**Region and label listings**
════

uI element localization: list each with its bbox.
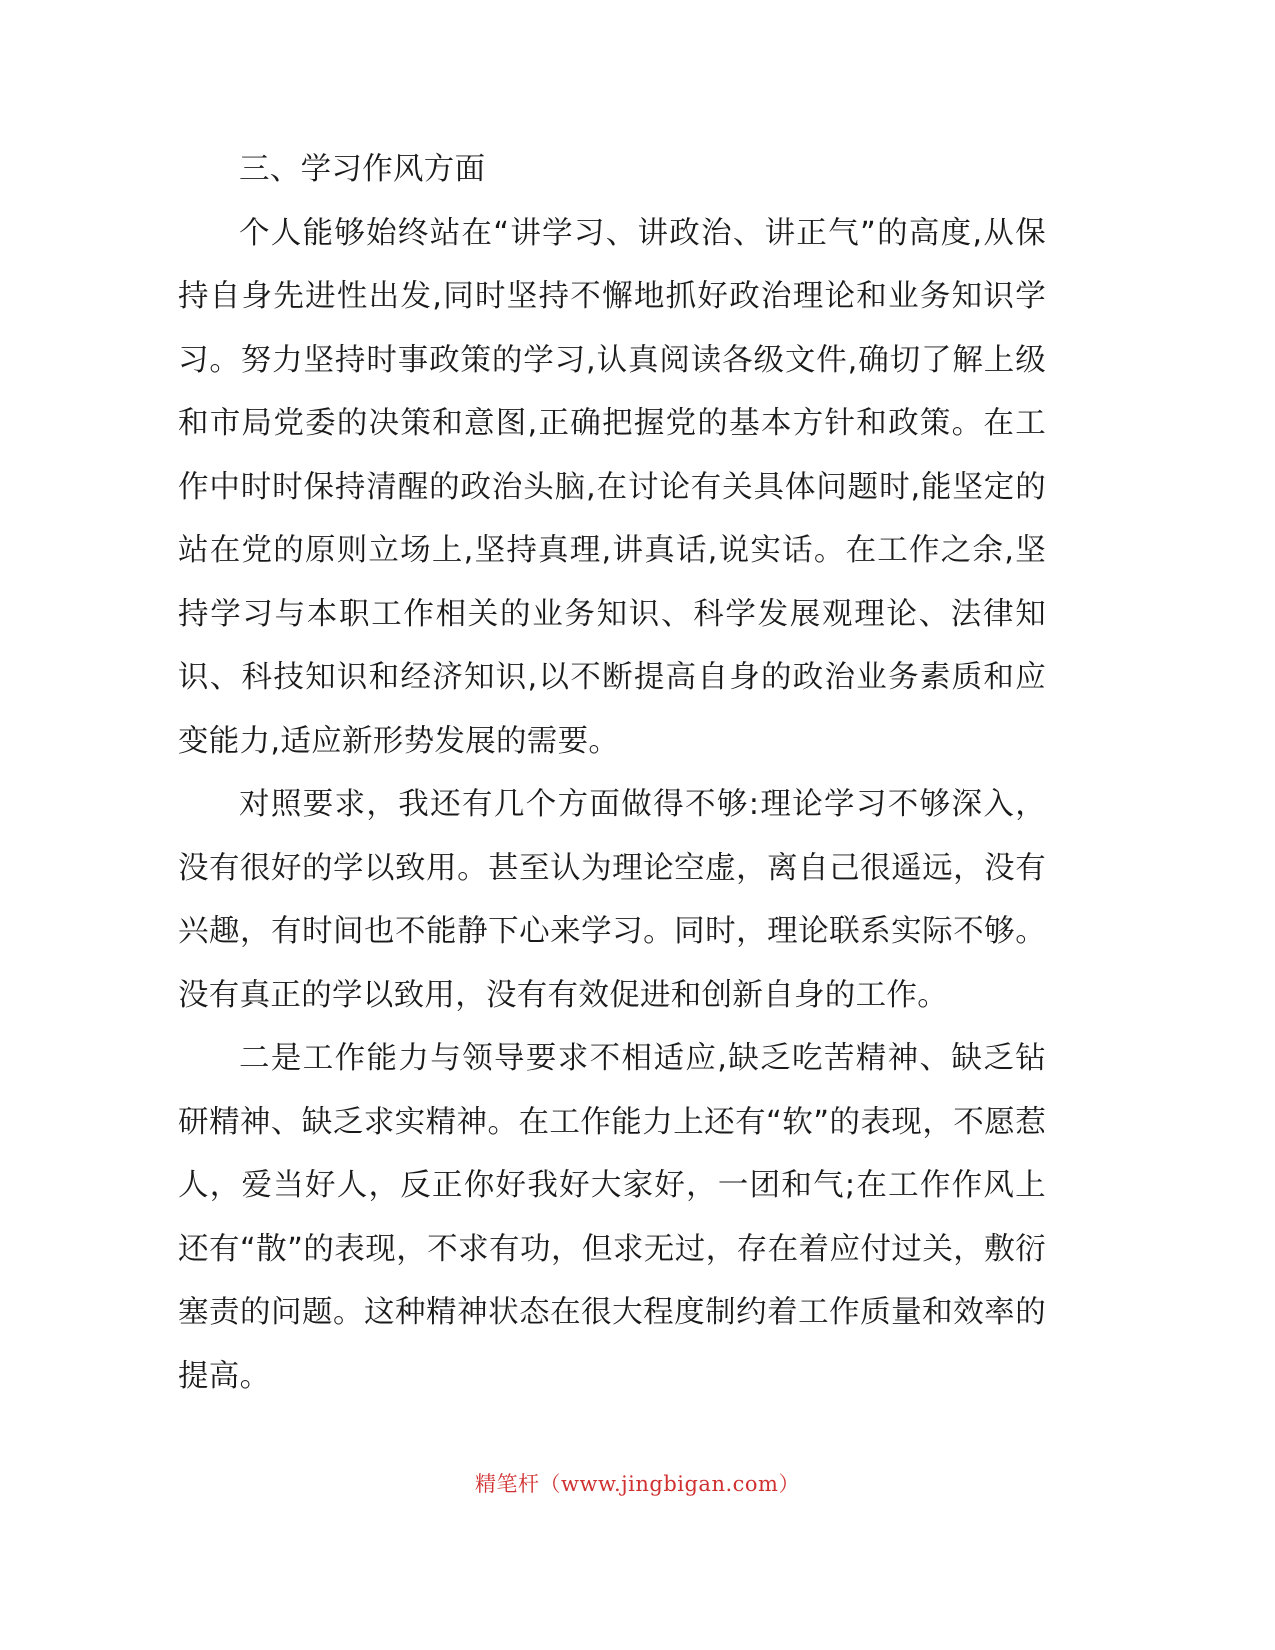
footer-watermark: 精笔杆（www.jingbigan.com） xyxy=(475,1472,800,1496)
paragraph-work-ability: 二是工作能力与领导要求不相适应,缺乏吃苦精神、缺乏钻研精神、缺乏求实精神。在工作能力上还有“软”的表现，不愿惹人，爱当好人，反正你好我好大家好，一团和气;在工作作风上还有“散”的表现，不求有功，但求无过，存在着应付过关，敷衍塞责的问题。这种精神状态在很大程度制约着工作质量和效率的提高。 xyxy=(178,1041,1046,1394)
document-body xyxy=(178,138,1046,1408)
section-heading: 三、学习作风方面 xyxy=(239,152,486,187)
paragraph-study-attitude: 个人能够始终站在“讲学习、讲政治、讲正气”的高度,从保持自身先进性出发,同时坚持不懈地抓好政治理论和业务知识学习。努力坚持时事政策的学习,认真阅读各级文件,确切了解上级和市局党委的决策和意图,正确把握党的基本方针和政策。在工作中时时保持清醒的政治头脑,在讨论有关具体问题时,能坚定的站在党的原则立场上,坚持真理,讲真话,说实话。在工作之余,坚持学习与本职工作相关的业务知识、科学发展观理论、法律知识、科技知识和经济知识,以不断提高自身的政治业务素质和应变能力,适应新形势发展的需要。 xyxy=(178,215,1046,759)
paragraph-shortcomings: 对照要求，我还有几个方面做得不够:理论学习不够深入，没有很好的学以致用。甚至认为理论空虚，离自己很遥远，没有兴趣，有时间也不能静下心来学习。同时，理论联系实际不够。没有真正的学以致用，没有有效促进和创新自身的工作。 xyxy=(178,787,1046,1013)
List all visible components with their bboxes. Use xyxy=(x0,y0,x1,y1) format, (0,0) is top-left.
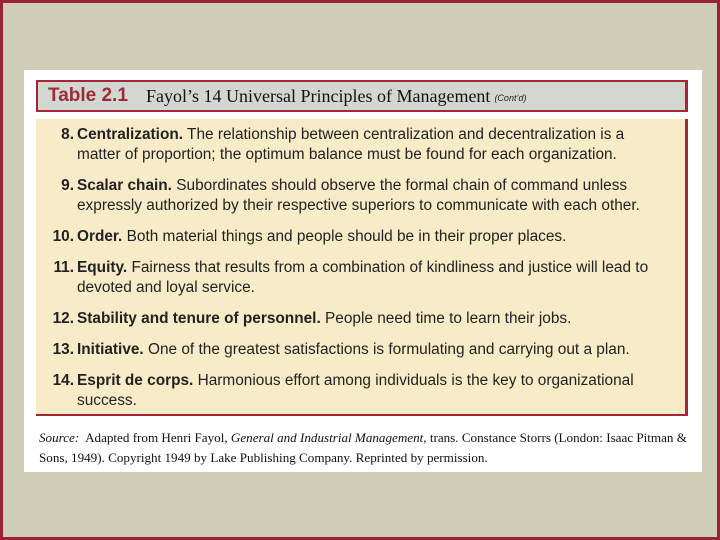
source-book-title: General and Industrial Management xyxy=(230,430,424,445)
principle-term: Initiative. xyxy=(77,341,144,358)
principle-item xyxy=(36,309,685,329)
principle-term: Equity. xyxy=(77,259,128,276)
principle-item xyxy=(36,125,685,165)
principle-text: Fairness that results from a combination of kindliness and justice will lead to devoted and loyal service. xyxy=(77,259,649,296)
source-note xyxy=(39,428,694,468)
principle-text: Both material things and people should be in their proper places. xyxy=(126,228,567,245)
principle-term: Stability and tenure of personnel. xyxy=(77,310,321,327)
table-title: Fayol’s 14 Universal Principles of Management xyxy=(146,85,491,106)
source-suffix: , trans. Constance Storrs (London: Isaac Pitman & Sons, 1949). Copyright 1949 by Lake Publishing Company. Reprinted by permission. xyxy=(39,430,687,465)
principle-number: 12. xyxy=(52,310,74,327)
principle-text: The relationship between centralization and decentralization is a matter of proportion; the optimum balance must be found for each organization. xyxy=(77,126,625,163)
principle-number: 13. xyxy=(52,341,74,358)
principle-text: One of the greatest satisfactions is formulating and carrying out a plan. xyxy=(148,341,630,358)
principle-item xyxy=(36,340,685,360)
principle-term: Esprit de corps. xyxy=(77,372,194,389)
principle-term: Order. xyxy=(77,228,123,245)
source-label: Source: xyxy=(39,430,80,445)
principle-number: 8. xyxy=(61,126,74,143)
principle-item xyxy=(36,258,685,298)
principle-item xyxy=(36,227,685,247)
table-number: Table 2.1 xyxy=(48,85,128,106)
table-card xyxy=(24,70,702,472)
principle-text: Harmonious effort among individuals is the key to organizational success. xyxy=(77,372,634,409)
principle-text: Subordinates should observe the formal chain of command unless expressly authorized by their respective superiors to communicate with each other. xyxy=(77,177,640,214)
continued-label: (Cont’d) xyxy=(494,93,527,103)
principle-term: Centralization. xyxy=(77,126,184,143)
principles-list xyxy=(36,119,688,416)
principle-number: 9. xyxy=(61,177,74,194)
principle-item xyxy=(36,371,685,411)
principle-number: 10. xyxy=(52,228,74,245)
source-prefix: Adapted from Henri Fayol, xyxy=(85,430,228,445)
principle-number: 14. xyxy=(52,372,74,389)
principle-number: 11. xyxy=(53,259,74,276)
principle-text: People need time to learn their jobs. xyxy=(325,310,572,327)
principle-term: Scalar chain. xyxy=(77,177,172,194)
table-header xyxy=(36,80,688,112)
principle-item xyxy=(36,176,685,216)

════

**Stated task**
Please reproduce every line of both listings above verbatim, leaving the pictures out of your output.

**Task solution**
uI element localization: list each with its bbox.
footer-watermark: 精笔杆（www.jingbigan.com） xyxy=(475,1472,800,1496)
paragraph-work-ability: 二是工作能力与领导要求不相适应,缺乏吃苦精神、缺乏钻研精神、缺乏求实精神。在工作能力上还有“软”的表现，不愿惹人，爱当好人，反正你好我好大家好，一团和气;在工作作风上还有“散”的表现，不求有功，但求无过，存在着应付过关，敷衍塞责的问题。这种精神状态在很大程度制约着工作质量和效率的提高。 xyxy=(178,1041,1046,1394)
document-body xyxy=(178,138,1046,1408)
section-heading: 三、学习作风方面 xyxy=(239,152,486,187)
paragraph-study-attitude: 个人能够始终站在“讲学习、讲政治、讲正气”的高度,从保持自身先进性出发,同时坚持不懈地抓好政治理论和业务知识学习。努力坚持时事政策的学习,认真阅读各级文件,确切了解上级和市局党委的决策和意图,正确把握党的基本方针和政策。在工作中时时保持清醒的政治头脑,在讨论有关具体问题时,能坚定的站在党的原则立场上,坚持真理,讲真话,说实话。在工作之余,坚持学习与本职工作相关的业务知识、科学发展观理论、法律知识、科技知识和经济知识,以不断提高自身的政治业务素质和应变能力,适应新形势发展的需要。 xyxy=(178,215,1046,759)
paragraph-shortcomings: 对照要求，我还有几个方面做得不够:理论学习不够深入，没有很好的学以致用。甚至认为理论空虚，离自己很遥远，没有兴趣，有时间也不能静下心来学习。同时，理论联系实际不够。没有真正的学以致用，没有有效促进和创新自身的工作。 xyxy=(178,787,1046,1013)
List all visible components with their bboxes. Use xyxy=(x0,y0,x1,y1) format, (0,0) is top-left.
source-book-title: General and Industrial Management xyxy=(230,430,424,445)
principle-term: Initiative. xyxy=(77,341,144,358)
principle-item xyxy=(36,309,685,329)
principle-term: Equity. xyxy=(77,259,128,276)
principle-item xyxy=(36,125,685,165)
principle-text: Fairness that results from a combination of kindliness and justice will lead to devoted and loyal service. xyxy=(77,259,649,296)
source-note xyxy=(39,428,694,468)
principle-text: Both material things and people should be in their proper places. xyxy=(126,228,567,245)
principle-term: Stability and tenure of personnel. xyxy=(77,310,321,327)
table-title: Fayol’s 14 Universal Principles of Management xyxy=(146,85,491,106)
source-suffix: , trans. Constance Storrs (London: Isaac Pitman & Sons, 1949). Copyright 1949 by Lake Publishing Company. Reprinted by permission. xyxy=(39,430,687,465)
principle-number: 12. xyxy=(52,310,74,327)
principle-text: The relationship between centralization and decentralization is a matter of proportion; the optimum balance must be found for each organization. xyxy=(77,126,625,163)
principle-number: 13. xyxy=(52,341,74,358)
principle-text: One of the greatest satisfactions is formulating and carrying out a plan. xyxy=(148,341,630,358)
principle-item xyxy=(36,340,685,360)
principle-term: Esprit de corps. xyxy=(77,372,194,389)
principle-term: Order. xyxy=(77,228,123,245)
source-label: Source: xyxy=(39,430,80,445)
principle-number: 8. xyxy=(61,126,74,143)
principle-item xyxy=(36,258,685,298)
principle-item xyxy=(36,227,685,247)
table-number: Table 2.1 xyxy=(48,85,128,106)
table-card xyxy=(24,70,702,472)
principle-text: Harmonious effort among individuals is the key to organizational success. xyxy=(77,372,634,409)
principle-text: Subordinates should observe the formal chain of command unless expressly authorized by their respective superiors to communicate with each other. xyxy=(77,177,640,214)
continued-label: (Cont’d) xyxy=(494,93,527,103)
principle-term: Centralization. xyxy=(77,126,184,143)
principles-list xyxy=(36,119,688,416)
principle-number: 9. xyxy=(61,177,74,194)
principle-item xyxy=(36,371,685,411)
principle-number: 10. xyxy=(52,228,74,245)
source-prefix: Adapted from Henri Fayol, xyxy=(85,430,228,445)
principle-number: 14. xyxy=(52,372,74,389)
principle-number: 11. xyxy=(53,259,74,276)
principle-text: People need time to learn their jobs. xyxy=(325,310,572,327)
principle-term: Scalar chain. xyxy=(77,177,172,194)
table-header xyxy=(36,80,688,112)
principle-item xyxy=(36,176,685,216)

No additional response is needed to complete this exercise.